:: Available data
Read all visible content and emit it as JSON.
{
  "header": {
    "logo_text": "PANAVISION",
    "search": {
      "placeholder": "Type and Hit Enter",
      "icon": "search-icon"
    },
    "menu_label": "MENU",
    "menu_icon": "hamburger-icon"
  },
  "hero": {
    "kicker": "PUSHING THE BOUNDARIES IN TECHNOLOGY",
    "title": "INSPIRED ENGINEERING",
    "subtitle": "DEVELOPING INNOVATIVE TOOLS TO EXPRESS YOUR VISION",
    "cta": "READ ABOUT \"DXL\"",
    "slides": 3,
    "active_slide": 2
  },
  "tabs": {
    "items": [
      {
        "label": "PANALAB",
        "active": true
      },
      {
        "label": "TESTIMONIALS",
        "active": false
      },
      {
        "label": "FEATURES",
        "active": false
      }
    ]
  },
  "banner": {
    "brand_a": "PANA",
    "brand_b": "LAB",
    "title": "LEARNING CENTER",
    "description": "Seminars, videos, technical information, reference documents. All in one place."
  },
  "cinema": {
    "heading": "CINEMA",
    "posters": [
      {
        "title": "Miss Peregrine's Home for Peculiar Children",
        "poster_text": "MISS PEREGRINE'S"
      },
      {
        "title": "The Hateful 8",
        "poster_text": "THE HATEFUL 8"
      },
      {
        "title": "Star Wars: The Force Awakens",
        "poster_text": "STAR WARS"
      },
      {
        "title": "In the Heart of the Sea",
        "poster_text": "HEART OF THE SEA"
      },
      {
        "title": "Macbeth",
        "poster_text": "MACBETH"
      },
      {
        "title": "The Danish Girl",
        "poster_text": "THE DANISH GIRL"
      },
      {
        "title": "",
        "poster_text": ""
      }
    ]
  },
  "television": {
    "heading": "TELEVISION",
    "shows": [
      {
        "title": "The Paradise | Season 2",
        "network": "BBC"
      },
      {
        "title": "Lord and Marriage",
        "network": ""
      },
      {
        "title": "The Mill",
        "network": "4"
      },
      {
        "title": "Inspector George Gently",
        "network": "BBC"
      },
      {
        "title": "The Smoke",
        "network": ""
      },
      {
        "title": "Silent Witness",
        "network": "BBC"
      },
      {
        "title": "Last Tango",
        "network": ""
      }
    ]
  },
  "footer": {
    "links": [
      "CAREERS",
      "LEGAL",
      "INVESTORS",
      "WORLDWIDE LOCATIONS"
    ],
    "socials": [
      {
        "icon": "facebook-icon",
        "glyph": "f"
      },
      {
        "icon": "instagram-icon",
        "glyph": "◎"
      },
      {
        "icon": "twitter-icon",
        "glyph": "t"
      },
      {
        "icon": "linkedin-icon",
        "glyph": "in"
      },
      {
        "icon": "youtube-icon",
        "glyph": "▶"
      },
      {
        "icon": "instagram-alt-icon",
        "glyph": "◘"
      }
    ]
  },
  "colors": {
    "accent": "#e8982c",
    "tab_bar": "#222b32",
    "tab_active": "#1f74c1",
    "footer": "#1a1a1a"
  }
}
::::
Set exercise: Among the lines of the data, identify those with the word "icon". Copy each of them.

Result below:
      "icon": "search-icon"
    "menu_icon": "hamburger-icon"
        "icon": "facebook-icon",
        "icon": "instagram-icon",
        "icon": "twitter-icon",
        "icon": "linkedin-icon",
        "icon": "youtube-icon",
        "icon": "instagram-alt-icon",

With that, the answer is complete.